• The request:
Search the material for the string "value", then return every line where it is found.

• Records shown:

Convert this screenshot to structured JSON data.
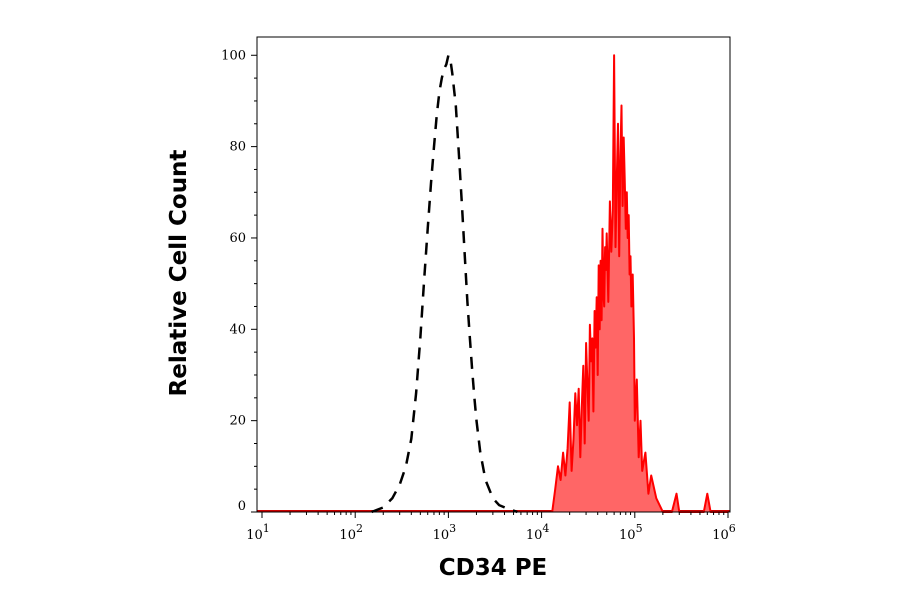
{
  "chart_data": {
    "type": "area",
    "title": "",
    "xlabel": "CD34 PE",
    "ylabel": "Relative Cell Count",
    "x_scale": "log",
    "xlim": [
      10,
      1000000
    ],
    "ylim": [
      0,
      104
    ],
    "x_ticks": [
      {
        "value": 10,
        "base": "10",
        "exp": "1"
      },
      {
        "value": 100,
        "base": "10",
        "exp": "2"
      },
      {
        "value": 1000,
        "base": "10",
        "exp": "3"
      },
      {
        "value": 10000,
        "base": "10",
        "exp": "4"
      },
      {
        "value": 100000,
        "base": "10",
        "exp": "5"
      },
      {
        "value": 1000000,
        "base": "10",
        "exp": "6"
      }
    ],
    "y_ticks": [
      {
        "value": 0,
        "label": "0"
      },
      {
        "value": 20,
        "label": "20"
      },
      {
        "value": 40,
        "label": "40"
      },
      {
        "value": 60,
        "label": "60"
      },
      {
        "value": 80,
        "label": "80"
      },
      {
        "value": 100,
        "label": "100"
      }
    ],
    "grid": false,
    "legend": "none",
    "series": [
      {
        "style": "dashed-line",
        "color": "#000000",
        "x": [
          150,
          200,
          250,
          300,
          350,
          400,
          450,
          500,
          550,
          600,
          650,
          700,
          750,
          800,
          850,
          900,
          950,
          1000,
          1050,
          1100,
          1200,
          1300,
          1400,
          1500,
          1600,
          1700,
          1800,
          1900,
          2000,
          2200,
          2500,
          3000,
          3500,
          4000,
          4500,
          5000,
          5500
        ],
        "y": [
          0,
          1,
          3,
          6,
          10,
          16,
          26,
          38,
          51,
          62,
          72,
          80,
          87,
          92,
          95,
          97,
          98,
          100,
          99,
          96,
          89,
          78,
          67,
          56,
          46,
          38,
          31,
          25,
          20,
          13,
          7,
          3,
          1.5,
          1,
          0.5,
          0.3,
          0
        ]
      },
      {
        "style": "filled",
        "color": "#ff0000",
        "fill": "#ff6666",
        "x": [
          13000,
          14000,
          15000,
          16000,
          17000,
          18000,
          19000,
          20000,
          21000,
          22000,
          23000,
          24000,
          25000,
          26000,
          27000,
          28000,
          29000,
          30000,
          31000,
          32000,
          33000,
          34000,
          35000,
          36000,
          37000,
          38000,
          39000,
          40000,
          41000,
          42000,
          43000,
          44000,
          45000,
          46000,
          47000,
          48000,
          49000,
          50000,
          52000,
          54000,
          56000,
          58000,
          60000,
          62000,
          64000,
          66000,
          68000,
          70000,
          72000,
          74000,
          76000,
          78000,
          80000,
          82000,
          84000,
          86000,
          88000,
          90000,
          92000,
          95000,
          98000,
          100000,
          105000,
          110000,
          115000,
          120000,
          130000,
          140000,
          150000,
          170000,
          200000,
          250000,
          280000,
          300000,
          320000,
          400000,
          550000,
          600000,
          650000,
          1000000
        ],
        "y": [
          0,
          5,
          10,
          7,
          13,
          8,
          14,
          24,
          9,
          16,
          26,
          19,
          27,
          12,
          23,
          32,
          15,
          37,
          28,
          20,
          41,
          33,
          38,
          22,
          44,
          36,
          47,
          30,
          54,
          40,
          55,
          42,
          62,
          48,
          45,
          58,
          53,
          61,
          46,
          68,
          57,
          66,
          100,
          58,
          72,
          85,
          56,
          78,
          89,
          67,
          82,
          73,
          62,
          70,
          60,
          65,
          52,
          56,
          45,
          52,
          38,
          20,
          29,
          12,
          20,
          9,
          13,
          4,
          8,
          3,
          0,
          0,
          4,
          0,
          0,
          0,
          0,
          4,
          0,
          0
        ]
      }
    ]
  }
}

• Response to the exercise:
        "value": 10,
        "value": 100,
        "value": 1000,
        "value": 10000,
        "value": 100000,
        "value": 1000000,
        "value": 0,
        "value": 20,
        "value": 40,
        "value": 60,
        "value": 80,
        "value": 100,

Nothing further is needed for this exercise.